Saved entries:
---

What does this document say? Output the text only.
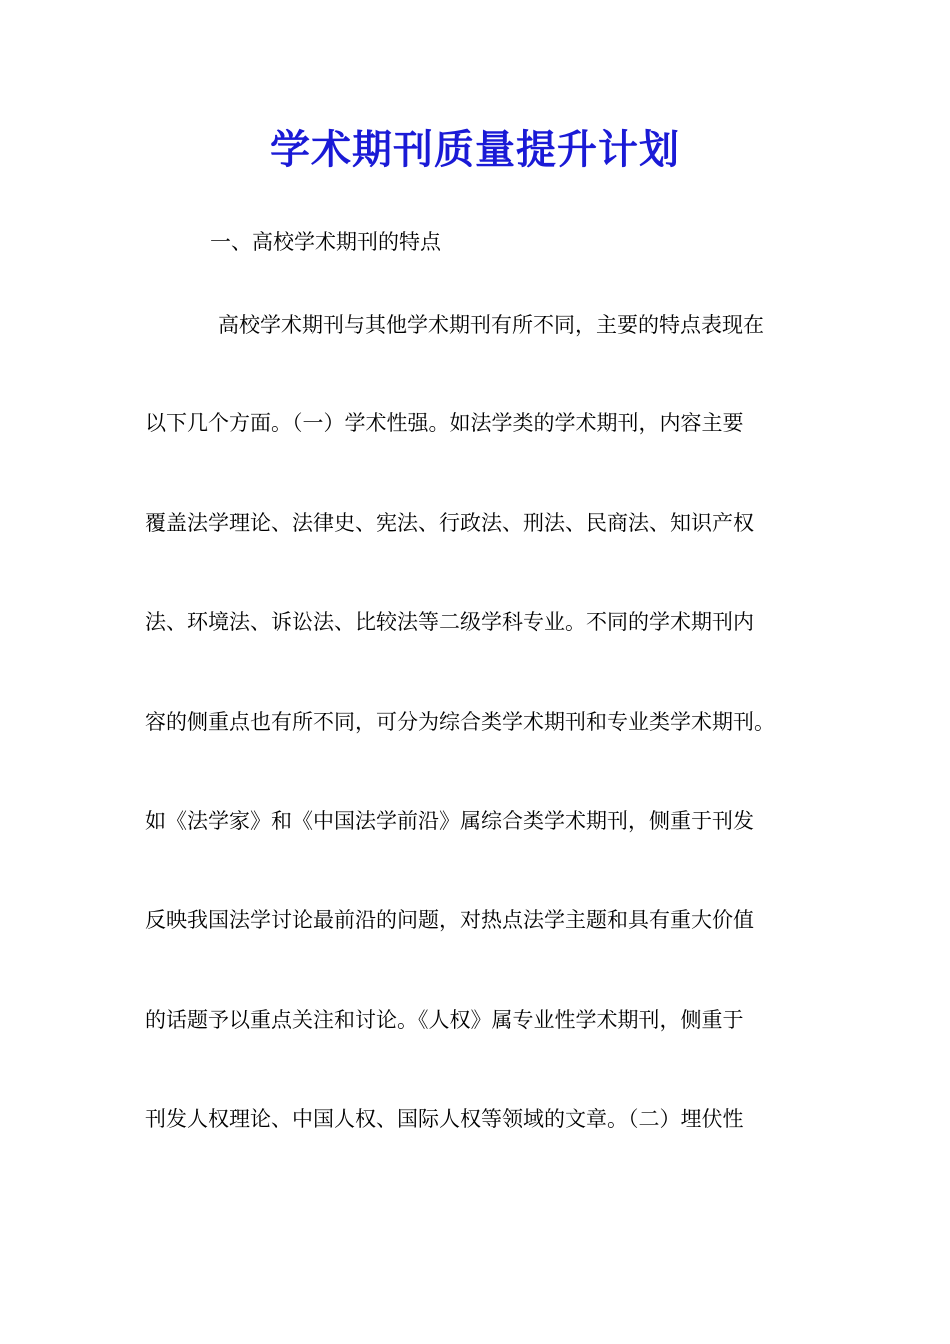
学术期刊质量提升计划

一、高校学术期刊的特点

高校学术期刊与其他学术期刊有所不同，主要的特点表现在

以下几个方面。（一）学术性强。如法学类的学术期刊，内容主要

覆盖法学理论、法律史、宪法、行政法、刑法、民商法、知识产权

法、环境法、诉讼法、比较法等二级学科专业。不同的学术期刊内

容的侧重点也有所不同，可分为综合类学术期刊和专业类学术期刊。

如《法学家》和《中国法学前沿》属综合类学术期刊，侧重于刊发

反映我国法学讨论最前沿的问题，对热点法学主题和具有重大价值

的话题予以重点关注和讨论。《人权》属专业性学术期刊，侧重于

刊发人权理论、中国人权、国际人权等领域的文章。（二）埋伏性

---

• [WORK REQUIRED] Copy the records above exactly, leaving out every picture.

• [TASK RESULT]
What does this document say? Output the text only.
学术期刊质量提升计划

一、高校学术期刊的特点

高校学术期刊与其他学术期刊有所不同，主要的特点表现在

以下几个方面。（一）学术性强。如法学类的学术期刊，内容主要

覆盖法学理论、法律史、宪法、行政法、刑法、民商法、知识产权

法、环境法、诉讼法、比较法等二级学科专业。不同的学术期刊内

容的侧重点也有所不同，可分为综合类学术期刊和专业类学术期刊。

如《法学家》和《中国法学前沿》属综合类学术期刊，侧重于刊发

反映我国法学讨论最前沿的问题，对热点法学主题和具有重大价值

的话题予以重点关注和讨论。《人权》属专业性学术期刊，侧重于

刊发人权理论、中国人权、国际人权等领域的文章。（二）埋伏性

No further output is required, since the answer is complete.